* [STATED GOAL]: Write out all of the entries exactly as given.

* Begin THE INPUT *

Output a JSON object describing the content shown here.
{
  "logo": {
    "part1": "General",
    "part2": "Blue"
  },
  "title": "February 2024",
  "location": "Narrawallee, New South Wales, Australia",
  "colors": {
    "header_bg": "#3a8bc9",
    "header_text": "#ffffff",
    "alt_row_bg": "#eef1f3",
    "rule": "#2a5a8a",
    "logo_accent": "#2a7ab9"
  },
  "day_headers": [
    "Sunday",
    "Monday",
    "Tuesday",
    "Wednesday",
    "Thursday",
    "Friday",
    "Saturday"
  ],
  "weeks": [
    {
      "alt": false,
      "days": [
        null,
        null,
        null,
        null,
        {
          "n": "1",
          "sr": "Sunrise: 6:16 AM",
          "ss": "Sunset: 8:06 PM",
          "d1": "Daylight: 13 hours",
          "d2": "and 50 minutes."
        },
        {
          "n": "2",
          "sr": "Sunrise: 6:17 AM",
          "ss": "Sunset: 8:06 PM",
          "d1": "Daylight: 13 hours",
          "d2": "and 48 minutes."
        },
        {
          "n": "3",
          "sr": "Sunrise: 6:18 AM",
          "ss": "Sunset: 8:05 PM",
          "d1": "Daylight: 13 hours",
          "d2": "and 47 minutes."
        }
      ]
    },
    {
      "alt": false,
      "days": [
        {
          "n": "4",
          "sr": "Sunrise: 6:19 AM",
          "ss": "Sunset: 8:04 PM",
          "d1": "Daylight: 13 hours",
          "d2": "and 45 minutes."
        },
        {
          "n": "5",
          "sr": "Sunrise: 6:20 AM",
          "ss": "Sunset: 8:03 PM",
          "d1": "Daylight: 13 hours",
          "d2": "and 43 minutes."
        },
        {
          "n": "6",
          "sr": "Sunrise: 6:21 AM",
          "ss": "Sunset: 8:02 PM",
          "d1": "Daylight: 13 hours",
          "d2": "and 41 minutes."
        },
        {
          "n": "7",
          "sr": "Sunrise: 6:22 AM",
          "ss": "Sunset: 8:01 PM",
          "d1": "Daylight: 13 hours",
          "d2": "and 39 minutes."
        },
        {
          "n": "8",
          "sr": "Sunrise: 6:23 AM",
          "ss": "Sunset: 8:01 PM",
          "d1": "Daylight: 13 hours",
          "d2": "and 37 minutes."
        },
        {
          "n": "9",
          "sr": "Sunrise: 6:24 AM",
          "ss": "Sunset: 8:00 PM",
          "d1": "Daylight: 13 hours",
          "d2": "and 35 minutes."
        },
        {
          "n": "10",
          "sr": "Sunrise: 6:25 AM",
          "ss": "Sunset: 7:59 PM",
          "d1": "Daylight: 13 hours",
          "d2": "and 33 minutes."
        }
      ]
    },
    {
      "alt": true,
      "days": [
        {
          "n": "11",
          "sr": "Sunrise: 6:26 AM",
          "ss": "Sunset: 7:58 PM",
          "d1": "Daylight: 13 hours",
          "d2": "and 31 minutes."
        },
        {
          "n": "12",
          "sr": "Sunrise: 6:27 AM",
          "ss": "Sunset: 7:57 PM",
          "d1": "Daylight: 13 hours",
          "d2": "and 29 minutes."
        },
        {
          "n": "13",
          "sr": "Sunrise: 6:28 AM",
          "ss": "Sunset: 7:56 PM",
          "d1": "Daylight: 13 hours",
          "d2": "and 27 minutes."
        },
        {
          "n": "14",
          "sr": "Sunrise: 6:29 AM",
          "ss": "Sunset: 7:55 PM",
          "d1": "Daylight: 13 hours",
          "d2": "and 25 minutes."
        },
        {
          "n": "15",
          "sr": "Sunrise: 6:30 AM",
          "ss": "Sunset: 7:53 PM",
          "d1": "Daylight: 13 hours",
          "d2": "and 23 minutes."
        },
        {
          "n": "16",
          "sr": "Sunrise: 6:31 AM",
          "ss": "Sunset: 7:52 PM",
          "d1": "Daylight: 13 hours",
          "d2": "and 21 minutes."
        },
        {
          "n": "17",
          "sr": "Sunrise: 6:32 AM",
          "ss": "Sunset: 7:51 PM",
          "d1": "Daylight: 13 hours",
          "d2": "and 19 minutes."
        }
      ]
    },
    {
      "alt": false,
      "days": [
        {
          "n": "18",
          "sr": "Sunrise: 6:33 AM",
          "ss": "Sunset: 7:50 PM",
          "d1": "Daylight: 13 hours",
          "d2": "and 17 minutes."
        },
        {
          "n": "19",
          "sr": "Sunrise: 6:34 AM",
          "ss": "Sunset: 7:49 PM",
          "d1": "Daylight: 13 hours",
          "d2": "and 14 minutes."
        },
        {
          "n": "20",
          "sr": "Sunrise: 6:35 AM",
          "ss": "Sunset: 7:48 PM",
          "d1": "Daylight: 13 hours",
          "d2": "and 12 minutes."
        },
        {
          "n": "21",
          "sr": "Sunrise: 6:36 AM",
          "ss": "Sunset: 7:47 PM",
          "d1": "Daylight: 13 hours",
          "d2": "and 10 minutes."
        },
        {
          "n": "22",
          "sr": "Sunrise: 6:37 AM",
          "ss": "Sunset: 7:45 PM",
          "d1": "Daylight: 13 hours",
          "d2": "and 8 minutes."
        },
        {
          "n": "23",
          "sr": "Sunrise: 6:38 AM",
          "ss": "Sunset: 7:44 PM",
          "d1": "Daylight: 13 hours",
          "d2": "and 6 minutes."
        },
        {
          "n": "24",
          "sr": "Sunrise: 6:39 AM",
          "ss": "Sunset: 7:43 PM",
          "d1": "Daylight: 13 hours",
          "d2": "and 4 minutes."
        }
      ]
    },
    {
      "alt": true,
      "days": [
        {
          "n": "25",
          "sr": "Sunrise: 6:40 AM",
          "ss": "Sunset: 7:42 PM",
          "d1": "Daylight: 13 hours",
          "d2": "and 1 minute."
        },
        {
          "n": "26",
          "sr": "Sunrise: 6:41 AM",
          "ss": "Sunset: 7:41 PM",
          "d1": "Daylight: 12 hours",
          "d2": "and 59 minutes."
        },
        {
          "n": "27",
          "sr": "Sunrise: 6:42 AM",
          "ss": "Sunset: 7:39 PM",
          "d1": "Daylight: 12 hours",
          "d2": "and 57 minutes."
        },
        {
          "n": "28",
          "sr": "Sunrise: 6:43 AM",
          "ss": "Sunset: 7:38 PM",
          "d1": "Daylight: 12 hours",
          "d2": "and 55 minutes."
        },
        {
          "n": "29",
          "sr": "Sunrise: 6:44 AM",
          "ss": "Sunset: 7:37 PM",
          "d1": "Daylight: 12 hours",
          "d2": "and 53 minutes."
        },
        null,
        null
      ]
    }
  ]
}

* End THE INPUT *

* [SOLUTION FOR THIS EXERCISE]:
Output a JSON object describing the content shown here.
{
  "logo": {
    "part1": "General",
    "part2": "Blue"
  },
  "title": "February 2024",
  "location": "Narrawallee, New South Wales, Australia",
  "colors": {
    "header_bg": "#3a8bc9",
    "header_text": "#ffffff",
    "alt_row_bg": "#eef1f3",
    "rule": "#2a5a8a",
    "logo_accent": "#2a7ab9"
  },
  "day_headers": [
    "Sunday",
    "Monday",
    "Tuesday",
    "Wednesday",
    "Thursday",
    "Friday",
    "Saturday"
  ],
  "weeks": [
    {
      "alt": false,
      "days": [
        null,
        null,
        null,
        null,
        {
          "n": "1",
          "sr": "Sunrise: 6:16 AM",
          "ss": "Sunset: 8:06 PM",
          "d1": "Daylight: 13 hours",
          "d2": "and 50 minutes."
        },
        {
          "n": "2",
          "sr": "Sunrise: 6:17 AM",
          "ss": "Sunset: 8:06 PM",
          "d1": "Daylight: 13 hours",
          "d2": "and 48 minutes."
        },
        {
          "n": "3",
          "sr": "Sunrise: 6:18 AM",
          "ss": "Sunset: 8:05 PM",
          "d1": "Daylight: 13 hours",
          "d2": "and 47 minutes."
        }
      ]
    },
    {
      "alt": false,
      "days": [
        {
          "n": "4",
          "sr": "Sunrise: 6:19 AM",
          "ss": "Sunset: 8:04 PM",
          "d1": "Daylight: 13 hours",
          "d2": "and 45 minutes."
        },
        {
          "n": "5",
          "sr": "Sunrise: 6:20 AM",
          "ss": "Sunset: 8:03 PM",
          "d1": "Daylight: 13 hours",
          "d2": "and 43 minutes."
        },
        {
          "n": "6",
          "sr": "Sunrise: 6:21 AM",
          "ss": "Sunset: 8:02 PM",
          "d1": "Daylight: 13 hours",
          "d2": "and 41 minutes."
        },
        {
          "n": "7",
          "sr": "Sunrise: 6:22 AM",
          "ss": "Sunset: 8:01 PM",
          "d1": "Daylight: 13 hours",
          "d2": "and 39 minutes."
        },
        {
          "n": "8",
          "sr": "Sunrise: 6:23 AM",
          "ss": "Sunset: 8:01 PM",
          "d1": "Daylight: 13 hours",
          "d2": "and 37 minutes."
        },
        {
          "n": "9",
          "sr": "Sunrise: 6:24 AM",
          "ss": "Sunset: 8:00 PM",
          "d1": "Daylight: 13 hours",
          "d2": "and 35 minutes."
        },
        {
          "n": "10",
          "sr": "Sunrise: 6:25 AM",
          "ss": "Sunset: 7:59 PM",
          "d1": "Daylight: 13 hours",
          "d2": "and 33 minutes."
        }
      ]
    },
    {
      "alt": true,
      "days": [
        {
          "n": "11",
          "sr": "Sunrise: 6:26 AM",
          "ss": "Sunset: 7:58 PM",
          "d1": "Daylight: 13 hours",
          "d2": "and 31 minutes."
        },
        {
          "n": "12",
          "sr": "Sunrise: 6:27 AM",
          "ss": "Sunset: 7:57 PM",
          "d1": "Daylight: 13 hours",
          "d2": "and 29 minutes."
        },
        {
          "n": "13",
          "sr": "Sunrise: 6:28 AM",
          "ss": "Sunset: 7:56 PM",
          "d1": "Daylight: 13 hours",
          "d2": "and 27 minutes."
        },
        {
          "n": "14",
          "sr": "Sunrise: 6:29 AM",
          "ss": "Sunset: 7:55 PM",
          "d1": "Daylight: 13 hours",
          "d2": "and 25 minutes."
        },
        {
          "n": "15",
          "sr": "Sunrise: 6:30 AM",
          "ss": "Sunset: 7:53 PM",
          "d1": "Daylight: 13 hours",
          "d2": "and 23 minutes."
        },
        {
          "n": "16",
          "sr": "Sunrise: 6:31 AM",
          "ss": "Sunset: 7:52 PM",
          "d1": "Daylight: 13 hours",
          "d2": "and 21 minutes."
        },
        {
          "n": "17",
          "sr": "Sunrise: 6:32 AM",
          "ss": "Sunset: 7:51 PM",
          "d1": "Daylight: 13 hours",
          "d2": "and 19 minutes."
        }
      ]
    },
    {
      "alt": false,
      "days": [
        {
          "n": "18",
          "sr": "Sunrise: 6:33 AM",
          "ss": "Sunset: 7:50 PM",
          "d1": "Daylight: 13 hours",
          "d2": "and 17 minutes."
        },
        {
          "n": "19",
          "sr": "Sunrise: 6:34 AM",
          "ss": "Sunset: 7:49 PM",
          "d1": "Daylight: 13 hours",
          "d2": "and 14 minutes."
        },
        {
          "n": "20",
          "sr": "Sunrise: 6:35 AM",
          "ss": "Sunset: 7:48 PM",
          "d1": "Daylight: 13 hours",
          "d2": "and 12 minutes."
        },
        {
          "n": "21",
          "sr": "Sunrise: 6:36 AM",
          "ss": "Sunset: 7:47 PM",
          "d1": "Daylight: 13 hours",
          "d2": "and 10 minutes."
        },
        {
          "n": "22",
          "sr": "Sunrise: 6:37 AM",
          "ss": "Sunset: 7:45 PM",
          "d1": "Daylight: 13 hours",
          "d2": "and 8 minutes."
        },
        {
          "n": "23",
          "sr": "Sunrise: 6:38 AM",
          "ss": "Sunset: 7:44 PM",
          "d1": "Daylight: 13 hours",
          "d2": "and 6 minutes."
        },
        {
          "n": "24",
          "sr": "Sunrise: 6:39 AM",
          "ss": "Sunset: 7:43 PM",
          "d1": "Daylight: 13 hours",
          "d2": "and 4 minutes."
        }
      ]
    },
    {
      "alt": true,
      "days": [
        {
          "n": "25",
          "sr": "Sunrise: 6:40 AM",
          "ss": "Sunset: 7:42 PM",
          "d1": "Daylight: 13 hours",
          "d2": "and 1 minute."
        },
        {
          "n": "26",
          "sr": "Sunrise: 6:41 AM",
          "ss": "Sunset: 7:41 PM",
          "d1": "Daylight: 12 hours",
          "d2": "and 59 minutes."
        },
        {
          "n": "27",
          "sr": "Sunrise: 6:42 AM",
          "ss": "Sunset: 7:39 PM",
          "d1": "Daylight: 12 hours",
          "d2": "and 57 minutes."
        },
        {
          "n": "28",
          "sr": "Sunrise: 6:43 AM",
          "ss": "Sunset: 7:38 PM",
          "d1": "Daylight: 12 hours",
          "d2": "and 55 minutes."
        },
        {
          "n": "29",
          "sr": "Sunrise: 6:44 AM",
          "ss": "Sunset: 7:37 PM",
          "d1": "Daylight: 12 hours",
          "d2": "and 53 minutes."
        },
        null,
        null
      ]
    }
  ]
}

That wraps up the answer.